(begin)

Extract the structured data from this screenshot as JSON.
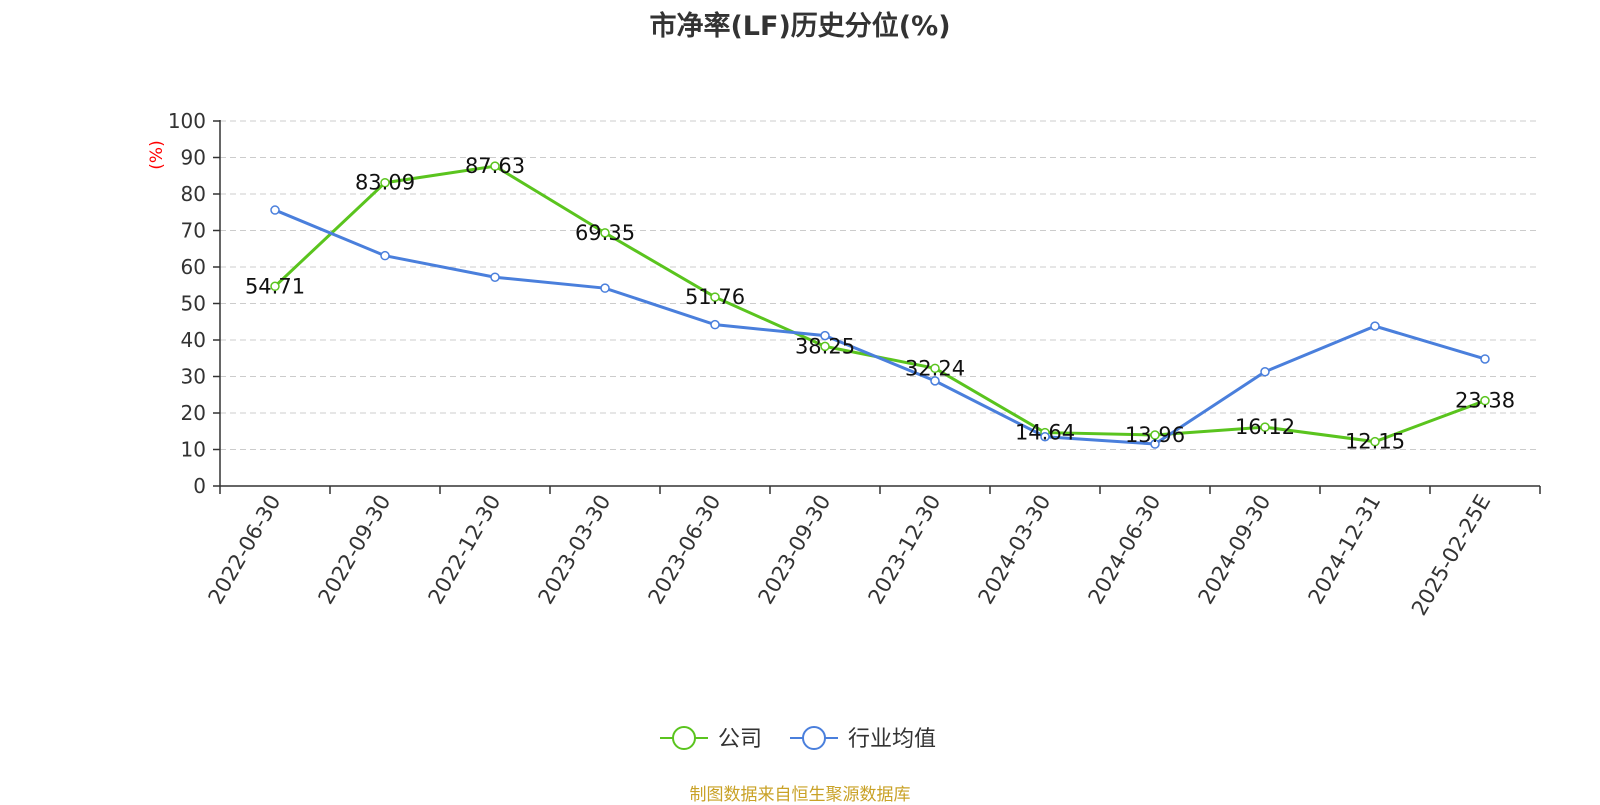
{
  "title": "市净率(LF)历史分位(%)",
  "source_note": "制图数据来自恒生聚源数据库",
  "colors": {
    "company": "#5ac41e",
    "industry": "#4a7fdc",
    "unit": "#ff0000",
    "source": "#c9a227",
    "grid": "#cccccc",
    "axis": "#333333"
  },
  "chart_data": {
    "type": "line",
    "title": "市净率(LF)历史分位(%)",
    "ylabel": "(%)",
    "ylim": [
      0,
      100
    ],
    "yticks": [
      0,
      10,
      20,
      30,
      40,
      50,
      60,
      70,
      80,
      90,
      100
    ],
    "grid": true,
    "legend_position": "bottom-center",
    "categories": [
      "2022-06-30",
      "2022-09-30",
      "2022-12-30",
      "2023-03-30",
      "2023-06-30",
      "2023-09-30",
      "2023-12-30",
      "2024-03-30",
      "2024-06-30",
      "2024-09-30",
      "2024-12-31",
      "2025-02-25E"
    ],
    "series": [
      {
        "name": "公司",
        "values": [
          54.71,
          83.09,
          87.63,
          69.35,
          51.76,
          38.25,
          32.24,
          14.64,
          13.96,
          16.12,
          12.15,
          23.38
        ],
        "labels": [
          "54.71",
          "83.09",
          "87.63",
          "69.35",
          "51.76",
          "38.25",
          "32.24",
          "14.64",
          "13.96",
          "16.12",
          "12.15",
          "23.38"
        ],
        "show_labels": true
      },
      {
        "name": "行业均值",
        "values": [
          75.6,
          63.1,
          57.2,
          54.2,
          44.2,
          41.2,
          28.8,
          13.5,
          11.5,
          31.3,
          43.8,
          34.8
        ],
        "show_labels": false
      }
    ]
  }
}
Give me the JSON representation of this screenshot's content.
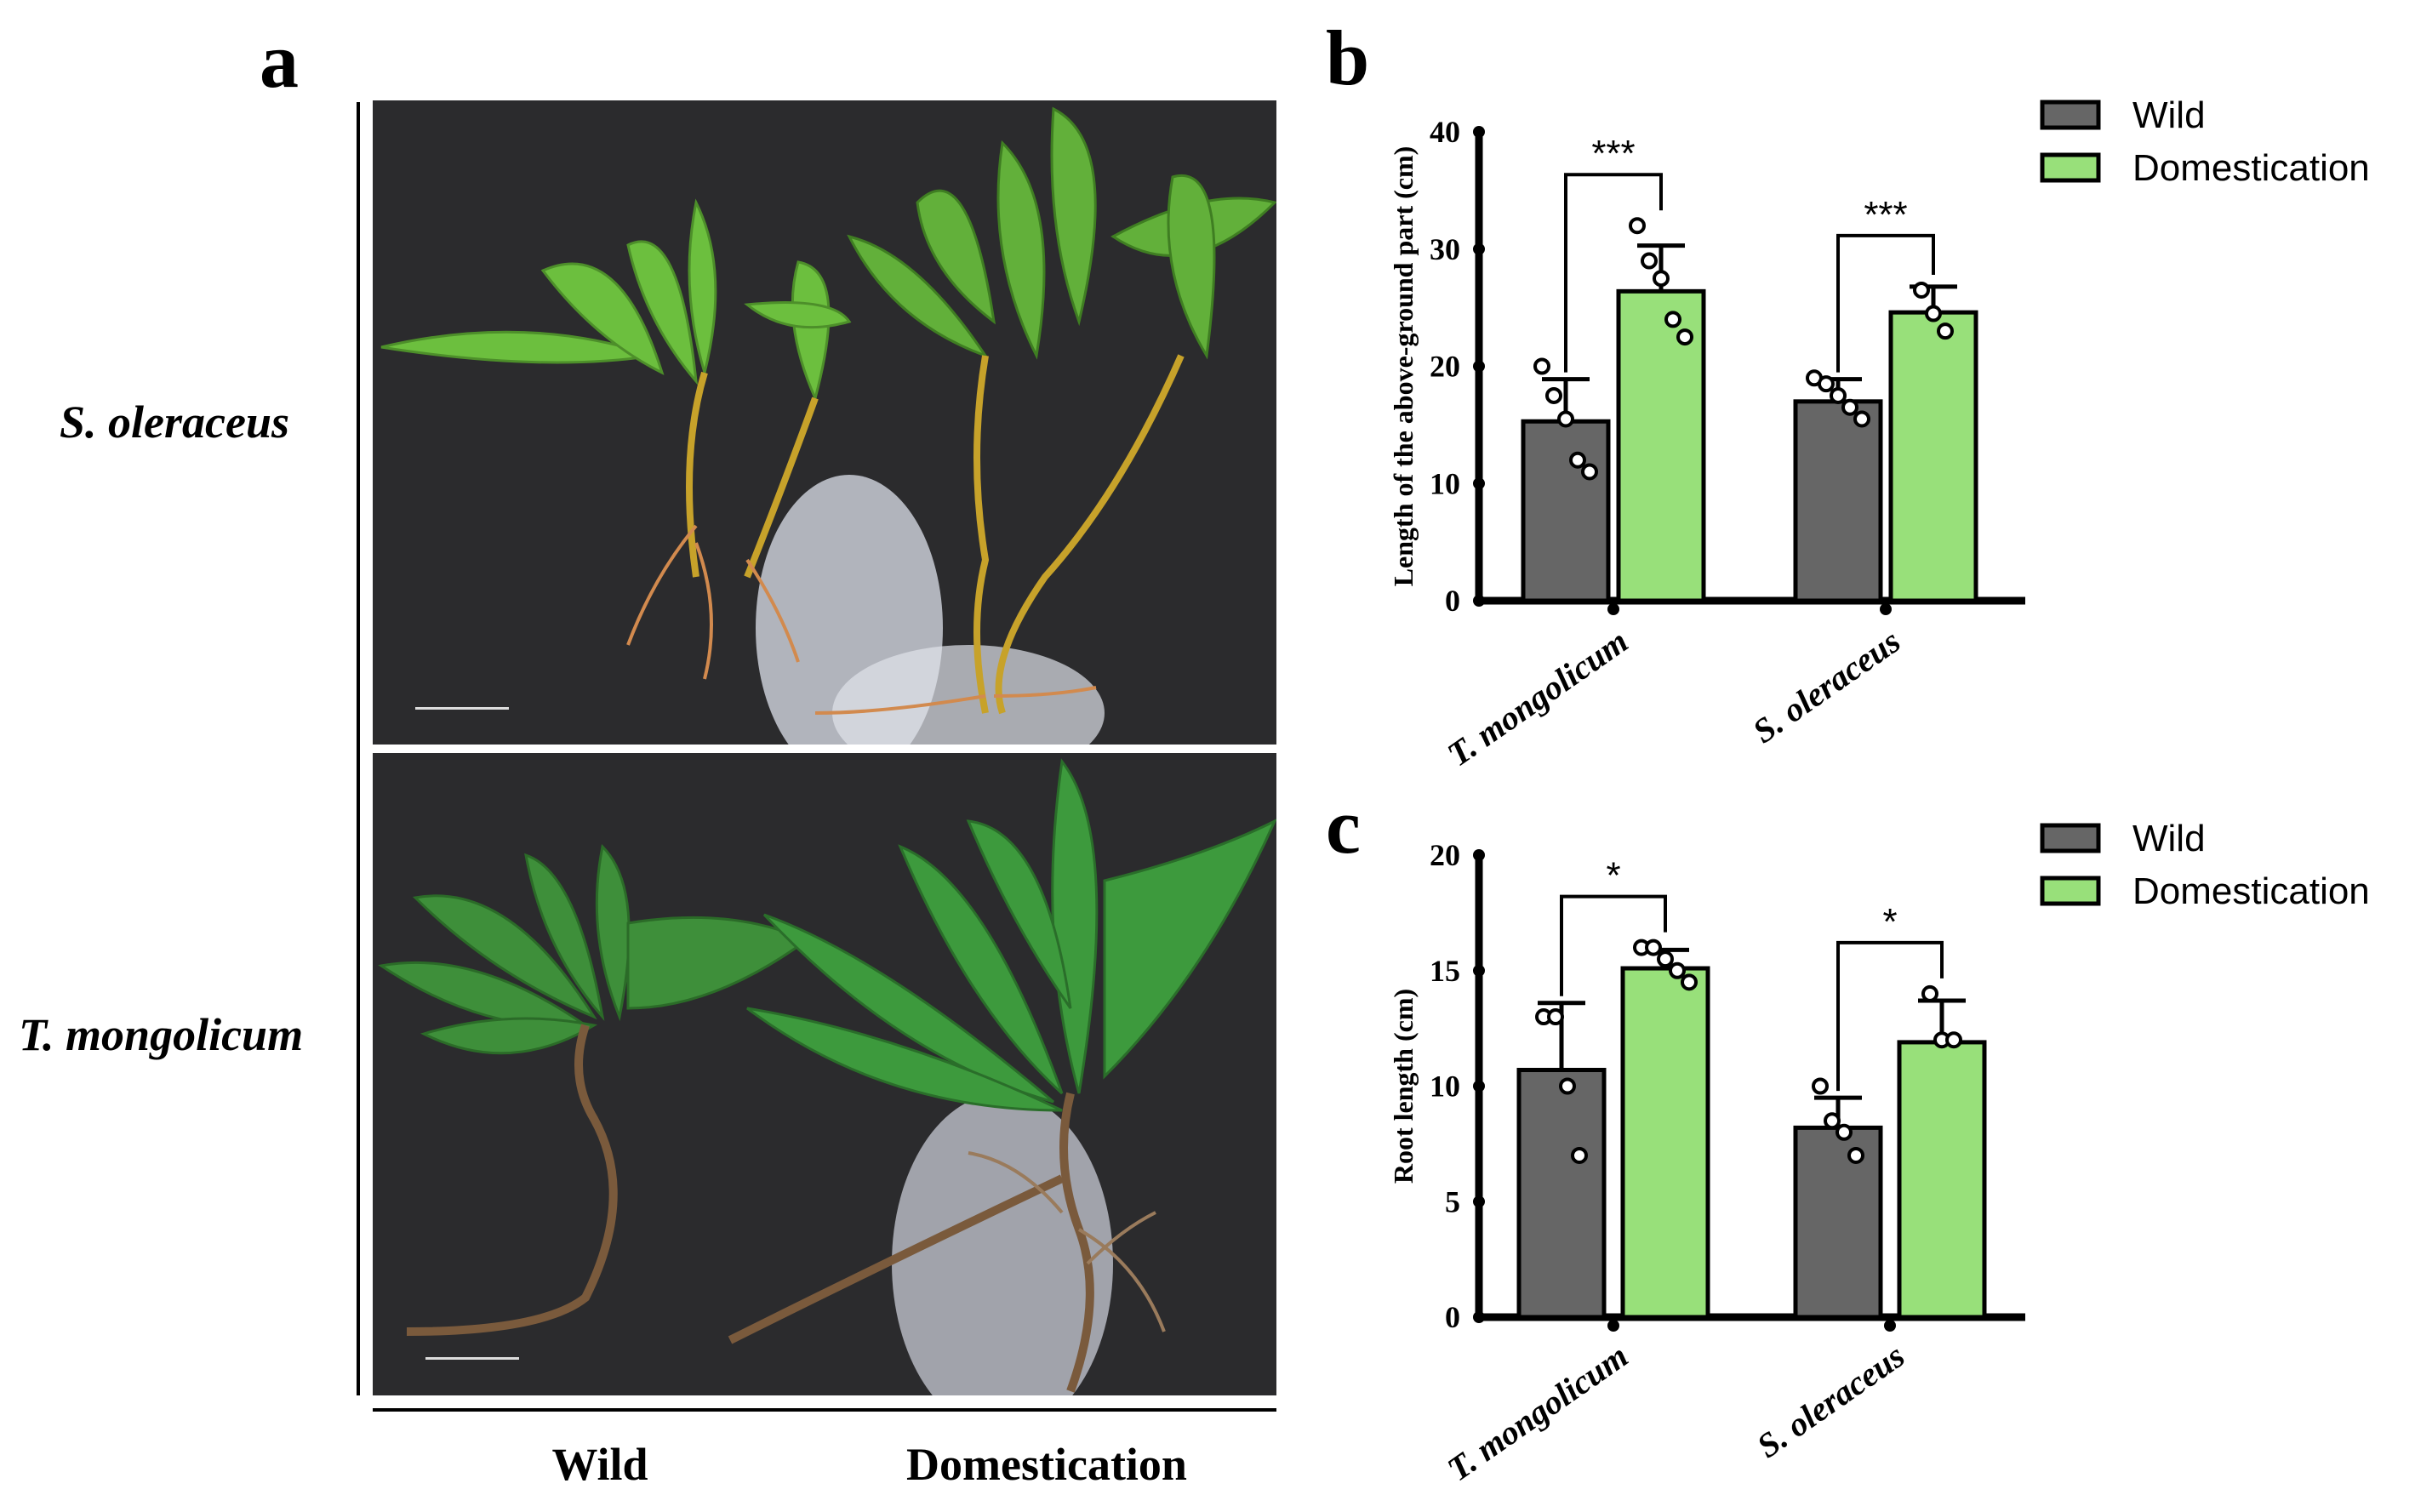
{
  "panel_a": {
    "letter": "a",
    "row_labels": [
      "S. oleraceus",
      "T. mongolicum"
    ],
    "column_labels": [
      "Wild",
      "Domestication"
    ]
  },
  "colors": {
    "wild": "#666666",
    "domestication": "#98e07a",
    "photo_background": "#2b2b2d"
  },
  "chart_data": [
    {
      "panel": "b",
      "type": "bar",
      "categories": [
        "T. mongolicum",
        "S. oleraceus"
      ],
      "ylabel": "Length of the above-ground part (cm)",
      "xlabel": "",
      "ylim": [
        0,
        40
      ],
      "yticks": [
        0,
        10,
        20,
        30,
        40
      ],
      "legend": {
        "placement": "top-right"
      },
      "series": [
        {
          "name": "Wild",
          "values": [
            15.3,
            17.0
          ],
          "errors": [
            3.6,
            1.9
          ],
          "points": [
            [
              20,
              17.5,
              15.5,
              12,
              11
            ],
            [
              19,
              18.5,
              17.5,
              16.5,
              15.5
            ]
          ]
        },
        {
          "name": "Domestication",
          "values": [
            26.4,
            24.6
          ],
          "errors": [
            3.9,
            2.2
          ],
          "points": [
            [
              32,
              29,
              27.5,
              24,
              22.5
            ],
            [
              26.5,
              24.5,
              23
            ]
          ]
        }
      ],
      "significance": [
        "***",
        "***"
      ]
    },
    {
      "panel": "c",
      "type": "bar",
      "categories": [
        "T. mongolicum",
        "S. oleraceus"
      ],
      "ylabel": "Root length (cm)",
      "xlabel": "",
      "ylim": [
        0,
        20
      ],
      "yticks": [
        0,
        5,
        10,
        15,
        20
      ],
      "legend": {
        "placement": "top-right"
      },
      "series": [
        {
          "name": "Wild",
          "values": [
            10.7,
            8.2
          ],
          "errors": [
            2.9,
            1.3
          ],
          "points": [
            [
              13,
              13,
              10,
              7
            ],
            [
              10,
              8.5,
              8,
              7
            ]
          ]
        },
        {
          "name": "Domestication",
          "values": [
            15.1,
            11.9
          ],
          "errors": [
            0.8,
            1.8
          ],
          "points": [
            [
              16,
              16,
              15.5,
              15,
              14.5
            ],
            [
              14,
              12,
              12
            ]
          ]
        }
      ],
      "significance": [
        "*",
        "*"
      ]
    }
  ]
}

(end)

From the material, report only how many lines include the word "screenshot".

▶ _Answer to the exercise_:
2